Set exercise: The listing must be reproduced in full, exactly as it stands.

--- begin Supplied records ---

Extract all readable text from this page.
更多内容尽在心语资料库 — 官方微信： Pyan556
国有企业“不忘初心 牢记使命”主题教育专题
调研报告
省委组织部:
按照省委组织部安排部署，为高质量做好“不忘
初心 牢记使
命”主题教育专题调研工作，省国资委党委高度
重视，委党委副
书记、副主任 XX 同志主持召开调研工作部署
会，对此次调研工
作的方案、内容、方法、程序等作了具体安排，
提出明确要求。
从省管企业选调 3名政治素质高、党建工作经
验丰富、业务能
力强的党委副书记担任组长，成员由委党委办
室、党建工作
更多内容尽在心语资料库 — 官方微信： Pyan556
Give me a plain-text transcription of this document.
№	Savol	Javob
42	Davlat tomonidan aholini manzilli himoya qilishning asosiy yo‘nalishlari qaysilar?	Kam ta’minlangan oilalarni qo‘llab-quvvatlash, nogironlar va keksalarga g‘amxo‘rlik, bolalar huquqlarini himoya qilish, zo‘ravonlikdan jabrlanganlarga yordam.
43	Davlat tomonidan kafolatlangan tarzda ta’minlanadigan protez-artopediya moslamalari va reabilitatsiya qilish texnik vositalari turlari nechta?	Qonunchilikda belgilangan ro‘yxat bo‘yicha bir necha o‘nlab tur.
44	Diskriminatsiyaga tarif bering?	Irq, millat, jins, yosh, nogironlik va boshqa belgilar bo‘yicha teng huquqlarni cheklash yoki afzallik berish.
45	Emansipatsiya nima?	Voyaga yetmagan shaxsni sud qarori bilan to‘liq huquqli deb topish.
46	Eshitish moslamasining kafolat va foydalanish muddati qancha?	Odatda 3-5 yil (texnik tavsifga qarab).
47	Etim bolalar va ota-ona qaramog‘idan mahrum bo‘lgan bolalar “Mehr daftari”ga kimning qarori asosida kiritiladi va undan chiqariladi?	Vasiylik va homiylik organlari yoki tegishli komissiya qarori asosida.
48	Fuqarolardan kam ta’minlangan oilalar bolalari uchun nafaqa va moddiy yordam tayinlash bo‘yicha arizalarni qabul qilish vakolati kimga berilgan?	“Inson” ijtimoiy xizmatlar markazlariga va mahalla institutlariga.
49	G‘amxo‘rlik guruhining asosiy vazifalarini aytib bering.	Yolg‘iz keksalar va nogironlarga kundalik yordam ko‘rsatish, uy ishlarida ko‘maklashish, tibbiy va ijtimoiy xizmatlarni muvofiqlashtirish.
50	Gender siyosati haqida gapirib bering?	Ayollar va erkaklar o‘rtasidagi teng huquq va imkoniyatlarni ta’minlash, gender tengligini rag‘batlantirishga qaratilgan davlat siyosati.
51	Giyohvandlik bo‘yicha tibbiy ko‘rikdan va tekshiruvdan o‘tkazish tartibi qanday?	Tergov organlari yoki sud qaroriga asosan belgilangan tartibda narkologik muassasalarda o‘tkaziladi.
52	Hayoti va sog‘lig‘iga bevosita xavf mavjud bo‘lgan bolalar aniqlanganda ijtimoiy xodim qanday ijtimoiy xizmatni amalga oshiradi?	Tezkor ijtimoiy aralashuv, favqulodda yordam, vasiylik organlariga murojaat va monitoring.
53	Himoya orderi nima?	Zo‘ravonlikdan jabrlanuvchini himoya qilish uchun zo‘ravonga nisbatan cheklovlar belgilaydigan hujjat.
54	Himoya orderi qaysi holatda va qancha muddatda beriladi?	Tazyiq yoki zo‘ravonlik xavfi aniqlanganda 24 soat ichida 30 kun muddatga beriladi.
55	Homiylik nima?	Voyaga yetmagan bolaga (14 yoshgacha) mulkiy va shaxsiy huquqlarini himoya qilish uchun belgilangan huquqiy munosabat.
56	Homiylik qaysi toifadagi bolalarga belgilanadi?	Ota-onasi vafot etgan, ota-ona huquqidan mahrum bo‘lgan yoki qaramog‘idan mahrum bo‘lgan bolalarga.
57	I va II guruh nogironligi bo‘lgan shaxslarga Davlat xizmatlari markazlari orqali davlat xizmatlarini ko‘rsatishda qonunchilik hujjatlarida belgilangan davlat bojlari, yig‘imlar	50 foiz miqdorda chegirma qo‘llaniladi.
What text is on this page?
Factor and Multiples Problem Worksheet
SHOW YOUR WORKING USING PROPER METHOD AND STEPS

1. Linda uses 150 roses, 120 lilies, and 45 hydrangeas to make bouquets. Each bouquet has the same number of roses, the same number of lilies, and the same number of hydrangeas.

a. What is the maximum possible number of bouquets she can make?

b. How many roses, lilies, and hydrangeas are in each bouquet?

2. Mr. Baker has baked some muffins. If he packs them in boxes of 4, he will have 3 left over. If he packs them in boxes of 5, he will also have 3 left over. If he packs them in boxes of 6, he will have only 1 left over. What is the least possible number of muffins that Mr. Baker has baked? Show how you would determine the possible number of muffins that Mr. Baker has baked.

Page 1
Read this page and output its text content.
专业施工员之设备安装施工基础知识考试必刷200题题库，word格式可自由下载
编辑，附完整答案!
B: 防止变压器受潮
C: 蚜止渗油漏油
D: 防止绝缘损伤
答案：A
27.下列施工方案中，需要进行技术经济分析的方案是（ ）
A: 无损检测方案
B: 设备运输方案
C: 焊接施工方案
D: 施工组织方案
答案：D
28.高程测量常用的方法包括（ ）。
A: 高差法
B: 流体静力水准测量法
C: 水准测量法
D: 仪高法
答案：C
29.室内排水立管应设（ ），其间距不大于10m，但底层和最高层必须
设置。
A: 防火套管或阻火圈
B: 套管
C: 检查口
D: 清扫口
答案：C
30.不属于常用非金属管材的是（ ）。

--- end Supplied records ---

Right answer:
Extract all readable text from this page.
更多内容尽在心语资料库 — 官方微信： Pyan556
国有企业“不忘初心 牢记使命”主题教育专题
调研报告
省委组织部:
按照省委组织部安排部署，为高质量做好“不忘
初心 牢记使
命”主题教育专题调研工作，省国资委党委高度
重视，委党委副
书记、副主任 XX 同志主持召开调研工作部署
会，对此次调研工
作的方案、内容、方法、程序等作了具体安排，
提出明确要求。
从省管企业选调 3名政治素质高、党建工作经
验丰富、业务能
力强的党委副书记担任组长，成员由委党委办
室、党建工作
更多内容尽在心语资料库 — 官方微信： Pyan556
Give me a plain-text transcription of this document.
№	Savol	Javob
42	Davlat tomonidan aholini manzilli himoya qilishning asosiy yo‘nalishlari qaysilar?	Kam ta’minlangan oilalarni qo‘llab-quvvatlash, nogironlar va keksalarga g‘amxo‘rlik, bolalar huquqlarini himoya qilish, zo‘ravonlikdan jabrlanganlarga yordam.
43	Davlat tomonidan kafolatlangan tarzda ta’minlanadigan protez-artopediya moslamalari va reabilitatsiya qilish texnik vositalari turlari nechta?	Qonunchilikda belgilangan ro‘yxat bo‘yicha bir necha o‘nlab tur.
44	Diskriminatsiyaga tarif bering?	Irq, millat, jins, yosh, nogironlik va boshqa belgilar bo‘yicha teng huquqlarni cheklash yoki afzallik berish.
45	Emansipatsiya nima?	Voyaga yetmagan shaxsni sud qarori bilan to‘liq huquqli deb topish.
46	Eshitish moslamasining kafolat va foydalanish muddati qancha?	Odatda 3-5 yil (texnik tavsifga qarab).
47	Etim bolalar va ota-ona qaramog‘idan mahrum bo‘lgan bolalar “Mehr daftari”ga kimning qarori asosida kiritiladi va undan chiqariladi?	Vasiylik va homiylik organlari yoki tegishli komissiya qarori asosida.
48	Fuqarolardan kam ta’minlangan oilalar bolalari uchun nafaqa va moddiy yordam tayinlash bo‘yicha arizalarni qabul qilish vakolati kimga berilgan?	“Inson” ijtimoiy xizmatlar markazlariga va mahalla institutlariga.
49	G‘amxo‘rlik guruhining asosiy vazifalarini aytib bering.	Yolg‘iz keksalar va nogironlarga kundalik yordam ko‘rsatish, uy ishlarida ko‘maklashish, tibbiy va ijtimoiy xizmatlarni muvofiqlashtirish.
50	Gender siyosati haqida gapirib bering?	Ayollar va erkaklar o‘rtasidagi teng huquq va imkoniyatlarni ta’minlash, gender tengligini rag‘batlantirishga qaratilgan davlat siyosati.
51	Giyohvandlik bo‘yicha tibbiy ko‘rikdan va tekshiruvdan o‘tkazish tartibi qanday?	Tergov organlari yoki sud qaroriga asosan belgilangan tartibda narkologik muassasalarda o‘tkaziladi.
52	Hayoti va sog‘lig‘iga bevosita xavf mavjud bo‘lgan bolalar aniqlanganda ijtimoiy xodim qanday ijtimoiy xizmatni amalga oshiradi?	Tezkor ijtimoiy aralashuv, favqulodda yordam, vasiylik organlariga murojaat va monitoring.
53	Himoya orderi nima?	Zo‘ravonlikdan jabrlanuvchini himoya qilish uchun zo‘ravonga nisbatan cheklovlar belgilaydigan hujjat.
54	Himoya orderi qaysi holatda va qancha muddatda beriladi?	Tazyiq yoki zo‘ravonlik xavfi aniqlanganda 24 soat ichida 30 kun muddatga beriladi.
55	Homiylik nima?	Voyaga yetmagan bolaga (14 yoshgacha) mulkiy va shaxsiy huquqlarini himoya qilish uchun belgilangan huquqiy munosabat.
56	Homiylik qaysi toifadagi bolalarga belgilanadi?	Ota-onasi vafot etgan, ota-ona huquqidan mahrum bo‘lgan yoki qaramog‘idan mahrum bo‘lgan bolalarga.
57	I va II guruh nogironligi bo‘lgan shaxslarga Davlat xizmatlari markazlari orqali davlat xizmatlarini ko‘rsatishda qonunchilik hujjatlarida belgilangan davlat bojlari, yig‘imlar	50 foiz miqdorda chegirma qo‘llaniladi.
What text is on this page?
Factor and Multiples Problem Worksheet
SHOW YOUR WORKING USING PROPER METHOD AND STEPS

1. Linda uses 150 roses, 120 lilies, and 45 hydrangeas to make bouquets. Each bouquet has the same number of roses, the same number of lilies, and the same number of hydrangeas.

a. What is the maximum possible number of bouquets she can make?

b. How many roses, lilies, and hydrangeas are in each bouquet?

2. Mr. Baker has baked some muffins. If he packs them in boxes of 4, he will have 3 left over. If he packs them in boxes of 5, he will also have 3 left over. If he packs them in boxes of 6, he will have only 1 left over. What is the least possible number of muffins that Mr. Baker has baked? Show how you would determine the possible number of muffins that Mr. Baker has baked.

Page 1
Read this page and output its text content.
专业施工员之设备安装施工基础知识考试必刷200题题库，word格式可自由下载
编辑，附完整答案!
B: 防止变压器受潮
C: 蚜止渗油漏油
D: 防止绝缘损伤
答案：A
27.下列施工方案中，需要进行技术经济分析的方案是（ ）
A: 无损检测方案
B: 设备运输方案
C: 焊接施工方案
D: 施工组织方案
答案：D
28.高程测量常用的方法包括（ ）。
A: 高差法
B: 流体静力水准测量法
C: 水准测量法
D: 仪高法
答案：C
29.室内排水立管应设（ ），其间距不大于10m，但底层和最高层必须
设置。
A: 防火套管或阻火圈
B: 套管
C: 检查口
D: 清扫口
答案：C
30.不属于常用非金属管材的是（ ）。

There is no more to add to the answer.